### Figure data in JSON
______
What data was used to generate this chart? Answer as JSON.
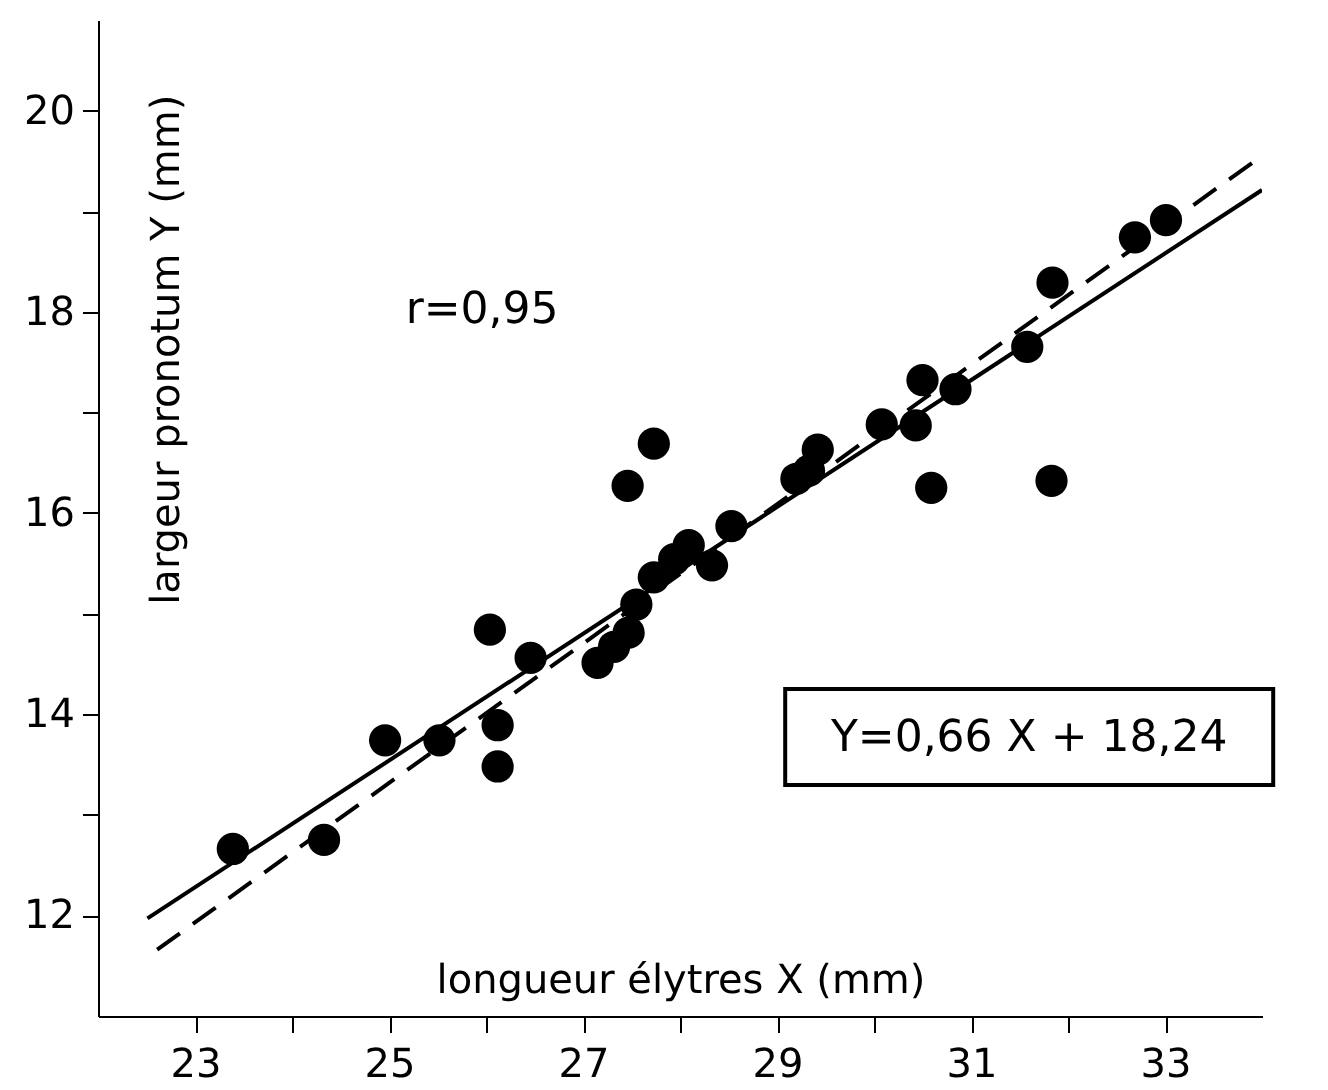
{
  "chart_data": {
    "type": "scatter",
    "xlabel": "longueur élytres X (mm)",
    "ylabel": "largeur pronotum Y (mm)",
    "series": [
      {
        "color": "#000000",
        "marker": "circle",
        "x": [
          23.39,
          24.33,
          24.96,
          25.52,
          26.04,
          26.12,
          26.12,
          26.46,
          27.15,
          27.32,
          27.47,
          27.46,
          27.55,
          27.73,
          27.73,
          27.94,
          28.09,
          28.33,
          28.53,
          29.2,
          29.33,
          29.42,
          30.08,
          30.43,
          30.5,
          30.59,
          30.84,
          31.58,
          31.84,
          31.83,
          32.69,
          33.01
        ],
        "values": [
          12.66,
          12.75,
          13.74,
          13.74,
          14.84,
          13.89,
          13.48,
          14.56,
          14.51,
          14.67,
          14.81,
          16.27,
          15.09,
          15.36,
          16.69,
          15.54,
          15.68,
          15.48,
          15.87,
          16.34,
          16.42,
          16.63,
          16.88,
          16.87,
          17.32,
          16.25,
          17.23,
          17.65,
          18.29,
          16.32,
          18.74,
          18.91
        ]
      },
      {
        "type": "line",
        "color": "#000000",
        "line_style": "solid",
        "marker": "none",
        "x": [
          22.51,
          34.0
        ],
        "values": [
          11.97,
          19.21
        ]
      },
      {
        "type": "line",
        "color": "#000000",
        "line_style": "dashed",
        "marker": "none",
        "x": [
          22.61,
          34.0
        ],
        "values": [
          11.66,
          19.55
        ]
      }
    ],
    "annotations": [
      "r=0,95",
      "Y=0,66 X + 18,24"
    ],
    "xlim": [
      22,
      34
    ],
    "ylim": [
      11,
      20.9
    ],
    "xticks": [
      23,
      {
        "value": 24,
        "label": null
      },
      25,
      {
        "value": 26,
        "label": null
      },
      27,
      {
        "value": 28,
        "label": null
      },
      29,
      {
        "value": 30,
        "label": null
      },
      31,
      {
        "value": 32,
        "label": null
      },
      33
    ],
    "yticks": [
      12,
      {
        "value": 13,
        "label": null
      },
      14,
      {
        "value": 15,
        "label": null
      },
      16,
      {
        "value": 17,
        "label": null
      },
      18,
      {
        "value": 19,
        "label": null
      },
      20
    ],
    "grid": false
  }
}
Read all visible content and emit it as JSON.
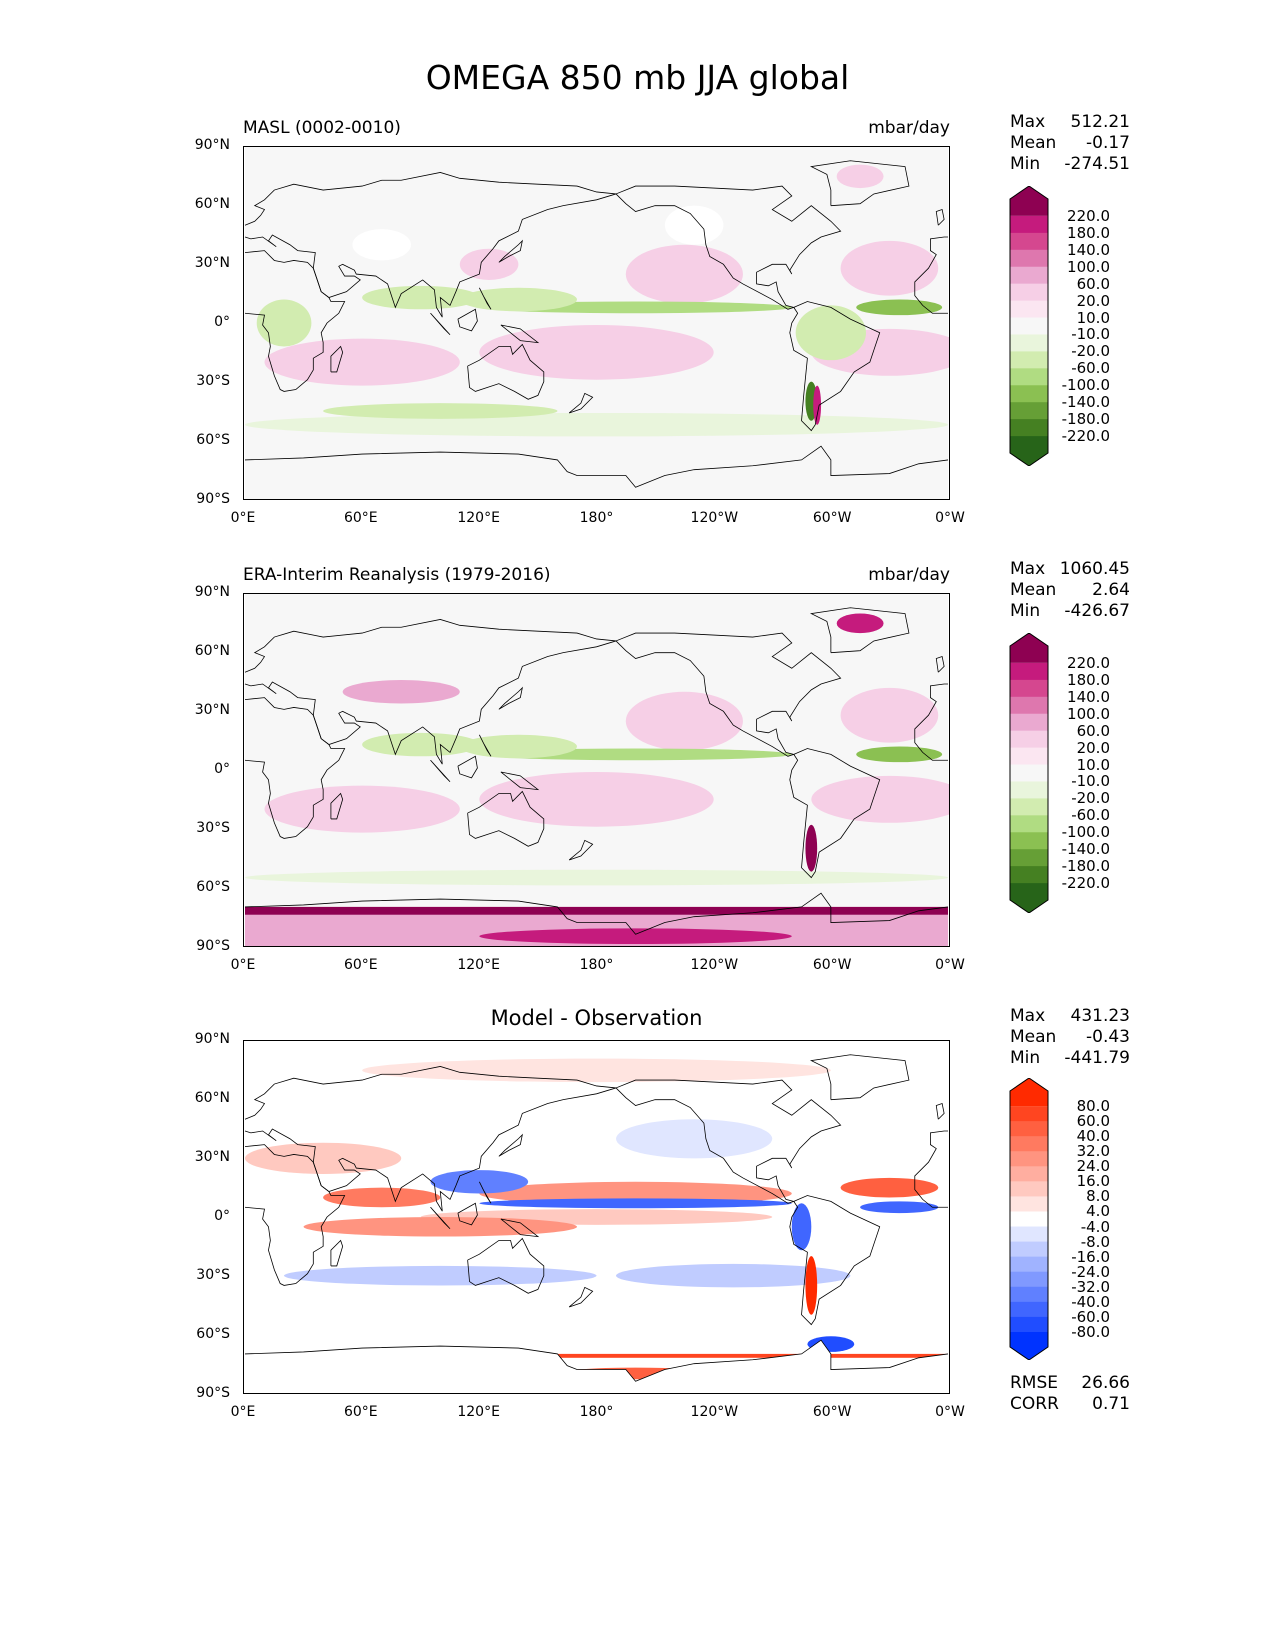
{
  "title": "OMEGA 850 mb JJA global",
  "chart_data": [
    {
      "type": "heatmap",
      "title_left": "MASL (0002-0010)",
      "title_right": "mbar/day",
      "stats": {
        "max_label": "Max",
        "max": "512.21",
        "mean_label": "Mean",
        "mean": "-0.17",
        "min_label": "Min",
        "min": "-274.51"
      },
      "colorbar": {
        "ticks": [
          "220.0",
          "180.0",
          "140.0",
          "100.0",
          "60.0",
          "20.0",
          "10.0",
          "-10.0",
          "-20.0",
          "-60.0",
          "-100.0",
          "-140.0",
          "-180.0",
          "-220.0"
        ],
        "colors": [
          "#8e0152",
          "#c51b7d",
          "#d5478f",
          "#de77ae",
          "#eaa9d0",
          "#f6cfe6",
          "#fbe6f1",
          "#f7f7f7",
          "#e9f5dc",
          "#d2ecb0",
          "#b0dc82",
          "#8bc052",
          "#669f36",
          "#458022",
          "#276419"
        ]
      },
      "xticks": [
        "0°E",
        "60°E",
        "120°E",
        "180°",
        "120°W",
        "60°W",
        "0°W"
      ],
      "yticks": [
        "90°N",
        "60°N",
        "30°N",
        "0°",
        "30°S",
        "60°S",
        "90°S"
      ],
      "xlim": [
        0,
        360
      ],
      "ylim": [
        -90,
        90
      ]
    },
    {
      "type": "heatmap",
      "title_left": "ERA-Interim Reanalysis (1979-2016)",
      "title_right": "mbar/day",
      "stats": {
        "max_label": "Max",
        "max": "1060.45",
        "mean_label": "Mean",
        "mean": "2.64",
        "min_label": "Min",
        "min": "-426.67"
      },
      "colorbar": {
        "ticks": [
          "220.0",
          "180.0",
          "140.0",
          "100.0",
          "60.0",
          "20.0",
          "10.0",
          "-10.0",
          "-20.0",
          "-60.0",
          "-100.0",
          "-140.0",
          "-180.0",
          "-220.0"
        ],
        "colors": [
          "#8e0152",
          "#c51b7d",
          "#d5478f",
          "#de77ae",
          "#eaa9d0",
          "#f6cfe6",
          "#fbe6f1",
          "#f7f7f7",
          "#e9f5dc",
          "#d2ecb0",
          "#b0dc82",
          "#8bc052",
          "#669f36",
          "#458022",
          "#276419"
        ]
      },
      "xticks": [
        "0°E",
        "60°E",
        "120°E",
        "180°",
        "120°W",
        "60°W",
        "0°W"
      ],
      "yticks": [
        "90°N",
        "60°N",
        "30°N",
        "0°",
        "30°S",
        "60°S",
        "90°S"
      ],
      "xlim": [
        0,
        360
      ],
      "ylim": [
        -90,
        90
      ]
    },
    {
      "type": "heatmap",
      "title_center": "Model - Observation",
      "stats": {
        "max_label": "Max",
        "max": "431.23",
        "mean_label": "Mean",
        "mean": "-0.43",
        "min_label": "Min",
        "min": "-441.79"
      },
      "metrics": {
        "rmse_label": "RMSE",
        "rmse": "26.66",
        "corr_label": "CORR",
        "corr": "0.71"
      },
      "colorbar": {
        "ticks": [
          "80.0",
          "60.0",
          "40.0",
          "32.0",
          "24.0",
          "16.0",
          "8.0",
          "4.0",
          "-4.0",
          "-8.0",
          "-16.0",
          "-24.0",
          "-32.0",
          "-40.0",
          "-60.0",
          "-80.0"
        ],
        "colors": [
          "#ff2a00",
          "#ff4520",
          "#ff6040",
          "#ff7a60",
          "#ff9480",
          "#ffaea0",
          "#ffc9c0",
          "#ffe4e0",
          "#ffffff",
          "#e0e6ff",
          "#c0ccff",
          "#a0b3ff",
          "#8099ff",
          "#6080ff",
          "#4066ff",
          "#204dff",
          "#0033ff"
        ]
      },
      "xticks": [
        "0°E",
        "60°E",
        "120°E",
        "180°",
        "120°W",
        "60°W",
        "0°W"
      ],
      "yticks": [
        "90°N",
        "60°N",
        "30°N",
        "0°",
        "30°S",
        "60°S",
        "90°S"
      ],
      "xlim": [
        0,
        360
      ],
      "ylim": [
        -90,
        90
      ]
    }
  ]
}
______
### Written request
Transcribe the whole listing exactly. Pictures stay out of your copy.

### Expected answer
What data was used to generate this chart? Answer as JSON.
{
  "chart_data": {
    "type": "scatter",
    "xlabel": "longueur élytres X (mm)",
    "ylabel": "largeur pronotum Y (mm)",
    "series": [
      {
        "color": "#000000",
        "marker": "circle",
        "x": [
          23.39,
          24.33,
          24.96,
          25.52,
          26.04,
          26.12,
          26.12,
          26.46,
          27.15,
          27.32,
          27.47,
          27.46,
          27.55,
          27.73,
          27.73,
          27.94,
          28.09,
          28.33,
          28.53,
          29.2,
          29.33,
          29.42,
          30.08,
          30.43,
          30.5,
          30.59,
          30.84,
          31.58,
          31.84,
          31.83,
          32.69,
          33.01
        ],
        "values": [
          12.66,
          12.75,
          13.74,
          13.74,
          14.84,
          13.89,
          13.48,
          14.56,
          14.51,
          14.67,
          14.81,
          16.27,
          15.09,
          15.36,
          16.69,
          15.54,
          15.68,
          15.48,
          15.87,
          16.34,
          16.42,
          16.63,
          16.88,
          16.87,
          17.32,
          16.25,
          17.23,
          17.65,
          18.29,
          16.32,
          18.74,
          18.91
        ]
      },
      {
        "type": "line",
        "color": "#000000",
        "line_style": "solid",
        "marker": "none",
        "x": [
          22.51,
          34.0
        ],
        "values": [
          11.97,
          19.21
        ]
      },
      {
        "type": "line",
        "color": "#000000",
        "line_style": "dashed",
        "marker": "none",
        "x": [
          22.61,
          34.0
        ],
        "values": [
          11.66,
          19.55
        ]
      }
    ],
    "annotations": [
      "r=0,95",
      "Y=0,66 X + 18,24"
    ],
    "xlim": [
      22,
      34
    ],
    "ylim": [
      11,
      20.9
    ],
    "xticks": [
      23,
      {
        "value": 24,
        "label": null
      },
      25,
      {
        "value": 26,
        "label": null
      },
      27,
      {
        "value": 28,
        "label": null
      },
      29,
      {
        "value": 30,
        "label": null
      },
      31,
      {
        "value": 32,
        "label": null
      },
      33
    ],
    "yticks": [
      12,
      {
        "value": 13,
        "label": null
      },
      14,
      {
        "value": 15,
        "label": null
      },
      16,
      {
        "value": 17,
        "label": null
      },
      18,
      {
        "value": 19,
        "label": null
      },
      20
    ],
    "grid": false
  }
}
Read all visible content and emit it as JSON.
{
  "title": "OMEGA 850 mb JJA global",
  "chart_data": [
    {
      "type": "heatmap",
      "title_left": "MASL (0002-0010)",
      "title_right": "mbar/day",
      "stats": {
        "max_label": "Max",
        "max": "512.21",
        "mean_label": "Mean",
        "mean": "-0.17",
        "min_label": "Min",
        "min": "-274.51"
      },
      "colorbar": {
        "ticks": [
          "220.0",
          "180.0",
          "140.0",
          "100.0",
          "60.0",
          "20.0",
          "10.0",
          "-10.0",
          "-20.0",
          "-60.0",
          "-100.0",
          "-140.0",
          "-180.0",
          "-220.0"
        ],
        "colors": [
          "#8e0152",
          "#c51b7d",
          "#d5478f",
          "#de77ae",
          "#eaa9d0",
          "#f6cfe6",
          "#fbe6f1",
          "#f7f7f7",
          "#e9f5dc",
          "#d2ecb0",
          "#b0dc82",
          "#8bc052",
          "#669f36",
          "#458022",
          "#276419"
        ]
      },
      "xticks": [
        "0°E",
        "60°E",
        "120°E",
        "180°",
        "120°W",
        "60°W",
        "0°W"
      ],
      "yticks": [
        "90°N",
        "60°N",
        "30°N",
        "0°",
        "30°S",
        "60°S",
        "90°S"
      ],
      "xlim": [
        0,
        360
      ],
      "ylim": [
        -90,
        90
      ]
    },
    {
      "type": "heatmap",
      "title_left": "ERA-Interim Reanalysis (1979-2016)",
      "title_right": "mbar/day",
      "stats": {
        "max_label": "Max",
        "max": "1060.45",
        "mean_label": "Mean",
        "mean": "2.64",
        "min_label": "Min",
        "min": "-426.67"
      },
      "colorbar": {
        "ticks": [
          "220.0",
          "180.0",
          "140.0",
          "100.0",
          "60.0",
          "20.0",
          "10.0",
          "-10.0",
          "-20.0",
          "-60.0",
          "-100.0",
          "-140.0",
          "-180.0",
          "-220.0"
        ],
        "colors": [
          "#8e0152",
          "#c51b7d",
          "#d5478f",
          "#de77ae",
          "#eaa9d0",
          "#f6cfe6",
          "#fbe6f1",
          "#f7f7f7",
          "#e9f5dc",
          "#d2ecb0",
          "#b0dc82",
          "#8bc052",
          "#669f36",
          "#458022",
          "#276419"
        ]
      },
      "xticks": [
        "0°E",
        "60°E",
        "120°E",
        "180°",
        "120°W",
        "60°W",
        "0°W"
      ],
      "yticks": [
        "90°N",
        "60°N",
        "30°N",
        "0°",
        "30°S",
        "60°S",
        "90°S"
      ],
      "xlim": [
        0,
        360
      ],
      "ylim": [
        -90,
        90
      ]
    },
    {
      "type": "heatmap",
      "title_center": "Model - Observation",
      "stats": {
        "max_label": "Max",
        "max": "431.23",
        "mean_label": "Mean",
        "mean": "-0.43",
        "min_label": "Min",
        "min": "-441.79"
      },
      "metrics": {
        "rmse_label": "RMSE",
        "rmse": "26.66",
        "corr_label": "CORR",
        "corr": "0.71"
      },
      "colorbar": {
        "ticks": [
          "80.0",
          "60.0",
          "40.0",
          "32.0",
          "24.0",
          "16.0",
          "8.0",
          "4.0",
          "-4.0",
          "-8.0",
          "-16.0",
          "-24.0",
          "-32.0",
          "-40.0",
          "-60.0",
          "-80.0"
        ],
        "colors": [
          "#ff2a00",
          "#ff4520",
          "#ff6040",
          "#ff7a60",
          "#ff9480",
          "#ffaea0",
          "#ffc9c0",
          "#ffe4e0",
          "#ffffff",
          "#e0e6ff",
          "#c0ccff",
          "#a0b3ff",
          "#8099ff",
          "#6080ff",
          "#4066ff",
          "#204dff",
          "#0033ff"
        ]
      },
      "xticks": [
        "0°E",
        "60°E",
        "120°E",
        "180°",
        "120°W",
        "60°W",
        "0°W"
      ],
      "yticks": [
        "90°N",
        "60°N",
        "30°N",
        "0°",
        "30°S",
        "60°S",
        "90°S"
      ],
      "xlim": [
        0,
        360
      ],
      "ylim": [
        -90,
        90
      ]
    }
  ]
}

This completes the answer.